- _Problem to work on_:
Retype everything in the listing, leaving each line exactly as it is.

- _Stored data_:
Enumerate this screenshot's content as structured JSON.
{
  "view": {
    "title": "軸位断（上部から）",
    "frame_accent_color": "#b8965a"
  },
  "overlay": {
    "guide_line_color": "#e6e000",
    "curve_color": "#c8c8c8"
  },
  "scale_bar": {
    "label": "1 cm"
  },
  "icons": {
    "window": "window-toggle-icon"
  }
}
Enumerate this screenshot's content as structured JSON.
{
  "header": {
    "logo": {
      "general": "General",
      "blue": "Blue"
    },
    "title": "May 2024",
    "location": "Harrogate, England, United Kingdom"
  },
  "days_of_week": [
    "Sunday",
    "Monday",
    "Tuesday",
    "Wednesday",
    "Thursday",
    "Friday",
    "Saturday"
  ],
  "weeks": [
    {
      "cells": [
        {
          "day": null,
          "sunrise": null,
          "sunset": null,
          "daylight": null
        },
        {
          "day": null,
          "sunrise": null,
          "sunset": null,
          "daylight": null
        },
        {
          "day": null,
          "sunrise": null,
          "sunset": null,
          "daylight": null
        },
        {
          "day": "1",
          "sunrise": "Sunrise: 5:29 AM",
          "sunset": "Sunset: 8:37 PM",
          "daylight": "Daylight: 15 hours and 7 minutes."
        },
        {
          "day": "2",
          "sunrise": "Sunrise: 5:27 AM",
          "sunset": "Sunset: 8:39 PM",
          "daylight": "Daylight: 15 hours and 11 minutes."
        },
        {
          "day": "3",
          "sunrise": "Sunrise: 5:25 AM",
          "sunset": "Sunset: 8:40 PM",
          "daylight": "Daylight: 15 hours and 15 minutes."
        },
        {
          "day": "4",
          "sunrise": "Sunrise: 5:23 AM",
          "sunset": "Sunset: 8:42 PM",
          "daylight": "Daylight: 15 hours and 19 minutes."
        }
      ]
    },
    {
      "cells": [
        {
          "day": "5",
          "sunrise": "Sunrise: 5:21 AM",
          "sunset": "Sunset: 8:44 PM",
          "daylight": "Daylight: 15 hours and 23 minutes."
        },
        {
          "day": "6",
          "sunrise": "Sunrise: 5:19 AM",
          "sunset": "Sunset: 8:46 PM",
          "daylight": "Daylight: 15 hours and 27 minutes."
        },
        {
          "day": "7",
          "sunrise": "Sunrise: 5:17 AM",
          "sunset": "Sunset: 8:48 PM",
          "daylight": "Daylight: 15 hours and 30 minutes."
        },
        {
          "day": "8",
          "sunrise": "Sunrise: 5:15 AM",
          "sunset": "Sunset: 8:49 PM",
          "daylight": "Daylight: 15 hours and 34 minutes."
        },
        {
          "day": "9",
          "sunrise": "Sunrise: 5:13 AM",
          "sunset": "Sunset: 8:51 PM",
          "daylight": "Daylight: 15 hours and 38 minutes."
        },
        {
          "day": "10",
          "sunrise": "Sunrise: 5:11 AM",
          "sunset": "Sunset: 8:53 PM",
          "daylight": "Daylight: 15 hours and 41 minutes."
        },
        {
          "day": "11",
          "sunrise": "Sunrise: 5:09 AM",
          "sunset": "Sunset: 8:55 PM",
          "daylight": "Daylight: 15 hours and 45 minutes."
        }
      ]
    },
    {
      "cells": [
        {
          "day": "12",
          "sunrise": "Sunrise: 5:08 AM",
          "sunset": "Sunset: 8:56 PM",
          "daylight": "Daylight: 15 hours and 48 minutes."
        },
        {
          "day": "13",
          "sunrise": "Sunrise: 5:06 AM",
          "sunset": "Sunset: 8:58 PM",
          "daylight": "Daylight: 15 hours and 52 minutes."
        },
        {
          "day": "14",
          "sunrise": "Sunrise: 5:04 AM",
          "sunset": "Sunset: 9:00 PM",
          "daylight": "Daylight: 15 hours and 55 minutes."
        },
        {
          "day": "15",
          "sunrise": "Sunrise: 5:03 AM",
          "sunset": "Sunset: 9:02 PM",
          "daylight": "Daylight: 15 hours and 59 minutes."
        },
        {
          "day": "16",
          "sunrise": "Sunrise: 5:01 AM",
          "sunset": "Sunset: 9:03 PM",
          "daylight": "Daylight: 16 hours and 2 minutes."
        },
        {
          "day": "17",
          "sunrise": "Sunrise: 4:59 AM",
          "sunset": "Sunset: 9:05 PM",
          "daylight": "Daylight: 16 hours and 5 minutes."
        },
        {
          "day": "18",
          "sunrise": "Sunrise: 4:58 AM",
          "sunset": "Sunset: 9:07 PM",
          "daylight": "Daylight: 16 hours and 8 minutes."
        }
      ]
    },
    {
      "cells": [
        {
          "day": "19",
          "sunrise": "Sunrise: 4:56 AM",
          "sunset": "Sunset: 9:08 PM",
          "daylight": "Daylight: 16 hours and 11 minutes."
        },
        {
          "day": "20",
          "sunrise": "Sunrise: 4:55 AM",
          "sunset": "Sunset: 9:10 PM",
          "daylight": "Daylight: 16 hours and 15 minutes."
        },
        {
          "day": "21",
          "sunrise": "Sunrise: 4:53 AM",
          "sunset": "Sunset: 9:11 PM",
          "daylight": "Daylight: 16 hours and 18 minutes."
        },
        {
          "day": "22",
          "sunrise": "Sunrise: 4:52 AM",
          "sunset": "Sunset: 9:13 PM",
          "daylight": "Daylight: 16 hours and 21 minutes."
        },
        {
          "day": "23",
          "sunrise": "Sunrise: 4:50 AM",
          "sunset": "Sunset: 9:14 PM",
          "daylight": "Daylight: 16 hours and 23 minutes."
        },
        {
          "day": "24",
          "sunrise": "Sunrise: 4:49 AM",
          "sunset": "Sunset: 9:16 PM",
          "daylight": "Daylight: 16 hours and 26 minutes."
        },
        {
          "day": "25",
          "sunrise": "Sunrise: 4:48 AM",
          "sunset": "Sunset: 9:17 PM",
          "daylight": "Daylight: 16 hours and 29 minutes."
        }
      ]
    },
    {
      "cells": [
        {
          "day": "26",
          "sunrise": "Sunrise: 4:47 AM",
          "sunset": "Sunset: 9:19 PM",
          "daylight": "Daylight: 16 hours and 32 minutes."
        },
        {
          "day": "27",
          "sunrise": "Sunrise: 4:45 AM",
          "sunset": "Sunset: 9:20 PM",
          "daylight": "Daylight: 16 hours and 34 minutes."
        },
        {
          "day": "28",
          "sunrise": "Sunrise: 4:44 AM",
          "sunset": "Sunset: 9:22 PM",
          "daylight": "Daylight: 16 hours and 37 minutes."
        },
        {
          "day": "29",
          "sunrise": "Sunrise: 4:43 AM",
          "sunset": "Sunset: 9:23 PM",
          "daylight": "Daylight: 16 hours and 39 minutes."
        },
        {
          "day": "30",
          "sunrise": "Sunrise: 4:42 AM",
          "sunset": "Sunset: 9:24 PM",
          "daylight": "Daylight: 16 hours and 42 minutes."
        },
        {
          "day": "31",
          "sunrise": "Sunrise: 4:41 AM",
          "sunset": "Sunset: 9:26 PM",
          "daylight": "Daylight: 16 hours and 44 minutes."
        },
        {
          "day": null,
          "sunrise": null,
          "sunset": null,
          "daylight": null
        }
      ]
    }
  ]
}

- _Reply_:
Enumerate this screenshot's content as structured JSON.
{
  "view": {
    "title": "軸位断（上部から）",
    "frame_accent_color": "#b8965a"
  },
  "overlay": {
    "guide_line_color": "#e6e000",
    "curve_color": "#c8c8c8"
  },
  "scale_bar": {
    "label": "1 cm"
  },
  "icons": {
    "window": "window-toggle-icon"
  }
}
Enumerate this screenshot's content as structured JSON.
{
  "header": {
    "logo": {
      "general": "General",
      "blue": "Blue"
    },
    "title": "May 2024",
    "location": "Harrogate, England, United Kingdom"
  },
  "days_of_week": [
    "Sunday",
    "Monday",
    "Tuesday",
    "Wednesday",
    "Thursday",
    "Friday",
    "Saturday"
  ],
  "weeks": [
    {
      "cells": [
        {
          "day": null,
          "sunrise": null,
          "sunset": null,
          "daylight": null
        },
        {
          "day": null,
          "sunrise": null,
          "sunset": null,
          "daylight": null
        },
        {
          "day": null,
          "sunrise": null,
          "sunset": null,
          "daylight": null
        },
        {
          "day": "1",
          "sunrise": "Sunrise: 5:29 AM",
          "sunset": "Sunset: 8:37 PM",
          "daylight": "Daylight: 15 hours and 7 minutes."
        },
        {
          "day": "2",
          "sunrise": "Sunrise: 5:27 AM",
          "sunset": "Sunset: 8:39 PM",
          "daylight": "Daylight: 15 hours and 11 minutes."
        },
        {
          "day": "3",
          "sunrise": "Sunrise: 5:25 AM",
          "sunset": "Sunset: 8:40 PM",
          "daylight": "Daylight: 15 hours and 15 minutes."
        },
        {
          "day": "4",
          "sunrise": "Sunrise: 5:23 AM",
          "sunset": "Sunset: 8:42 PM",
          "daylight": "Daylight: 15 hours and 19 minutes."
        }
      ]
    },
    {
      "cells": [
        {
          "day": "5",
          "sunrise": "Sunrise: 5:21 AM",
          "sunset": "Sunset: 8:44 PM",
          "daylight": "Daylight: 15 hours and 23 minutes."
        },
        {
          "day": "6",
          "sunrise": "Sunrise: 5:19 AM",
          "sunset": "Sunset: 8:46 PM",
          "daylight": "Daylight: 15 hours and 27 minutes."
        },
        {
          "day": "7",
          "sunrise": "Sunrise: 5:17 AM",
          "sunset": "Sunset: 8:48 PM",
          "daylight": "Daylight: 15 hours and 30 minutes."
        },
        {
          "day": "8",
          "sunrise": "Sunrise: 5:15 AM",
          "sunset": "Sunset: 8:49 PM",
          "daylight": "Daylight: 15 hours and 34 minutes."
        },
        {
          "day": "9",
          "sunrise": "Sunrise: 5:13 AM",
          "sunset": "Sunset: 8:51 PM",
          "daylight": "Daylight: 15 hours and 38 minutes."
        },
        {
          "day": "10",
          "sunrise": "Sunrise: 5:11 AM",
          "sunset": "Sunset: 8:53 PM",
          "daylight": "Daylight: 15 hours and 41 minutes."
        },
        {
          "day": "11",
          "sunrise": "Sunrise: 5:09 AM",
          "sunset": "Sunset: 8:55 PM",
          "daylight": "Daylight: 15 hours and 45 minutes."
        }
      ]
    },
    {
      "cells": [
        {
          "day": "12",
          "sunrise": "Sunrise: 5:08 AM",
          "sunset": "Sunset: 8:56 PM",
          "daylight": "Daylight: 15 hours and 48 minutes."
        },
        {
          "day": "13",
          "sunrise": "Sunrise: 5:06 AM",
          "sunset": "Sunset: 8:58 PM",
          "daylight": "Daylight: 15 hours and 52 minutes."
        },
        {
          "day": "14",
          "sunrise": "Sunrise: 5:04 AM",
          "sunset": "Sunset: 9:00 PM",
          "daylight": "Daylight: 15 hours and 55 minutes."
        },
        {
          "day": "15",
          "sunrise": "Sunrise: 5:03 AM",
          "sunset": "Sunset: 9:02 PM",
          "daylight": "Daylight: 15 hours and 59 minutes."
        },
        {
          "day": "16",
          "sunrise": "Sunrise: 5:01 AM",
          "sunset": "Sunset: 9:03 PM",
          "daylight": "Daylight: 16 hours and 2 minutes."
        },
        {
          "day": "17",
          "sunrise": "Sunrise: 4:59 AM",
          "sunset": "Sunset: 9:05 PM",
          "daylight": "Daylight: 16 hours and 5 minutes."
        },
        {
          "day": "18",
          "sunrise": "Sunrise: 4:58 AM",
          "sunset": "Sunset: 9:07 PM",
          "daylight": "Daylight: 16 hours and 8 minutes."
        }
      ]
    },
    {
      "cells": [
        {
          "day": "19",
          "sunrise": "Sunrise: 4:56 AM",
          "sunset": "Sunset: 9:08 PM",
          "daylight": "Daylight: 16 hours and 11 minutes."
        },
        {
          "day": "20",
          "sunrise": "Sunrise: 4:55 AM",
          "sunset": "Sunset: 9:10 PM",
          "daylight": "Daylight: 16 hours and 15 minutes."
        },
        {
          "day": "21",
          "sunrise": "Sunrise: 4:53 AM",
          "sunset": "Sunset: 9:11 PM",
          "daylight": "Daylight: 16 hours and 18 minutes."
        },
        {
          "day": "22",
          "sunrise": "Sunrise: 4:52 AM",
          "sunset": "Sunset: 9:13 PM",
          "daylight": "Daylight: 16 hours and 21 minutes."
        },
        {
          "day": "23",
          "sunrise": "Sunrise: 4:50 AM",
          "sunset": "Sunset: 9:14 PM",
          "daylight": "Daylight: 16 hours and 23 minutes."
        },
        {
          "day": "24",
          "sunrise": "Sunrise: 4:49 AM",
          "sunset": "Sunset: 9:16 PM",
          "daylight": "Daylight: 16 hours and 26 minutes."
        },
        {
          "day": "25",
          "sunrise": "Sunrise: 4:48 AM",
          "sunset": "Sunset: 9:17 PM",
          "daylight": "Daylight: 16 hours and 29 minutes."
        }
      ]
    },
    {
      "cells": [
        {
          "day": "26",
          "sunrise": "Sunrise: 4:47 AM",
          "sunset": "Sunset: 9:19 PM",
          "daylight": "Daylight: 16 hours and 32 minutes."
        },
        {
          "day": "27",
          "sunrise": "Sunrise: 4:45 AM",
          "sunset": "Sunset: 9:20 PM",
          "daylight": "Daylight: 16 hours and 34 minutes."
        },
        {
          "day": "28",
          "sunrise": "Sunrise: 4:44 AM",
          "sunset": "Sunset: 9:22 PM",
          "daylight": "Daylight: 16 hours and 37 minutes."
        },
        {
          "day": "29",
          "sunrise": "Sunrise: 4:43 AM",
          "sunset": "Sunset: 9:23 PM",
          "daylight": "Daylight: 16 hours and 39 minutes."
        },
        {
          "day": "30",
          "sunrise": "Sunrise: 4:42 AM",
          "sunset": "Sunset: 9:24 PM",
          "daylight": "Daylight: 16 hours and 42 minutes."
        },
        {
          "day": "31",
          "sunrise": "Sunrise: 4:41 AM",
          "sunset": "Sunset: 9:26 PM",
          "daylight": "Daylight: 16 hours and 44 minutes."
        },
        {
          "day": null,
          "sunrise": null,
          "sunset": null,
          "daylight": null
        }
      ]
    }
  ]
}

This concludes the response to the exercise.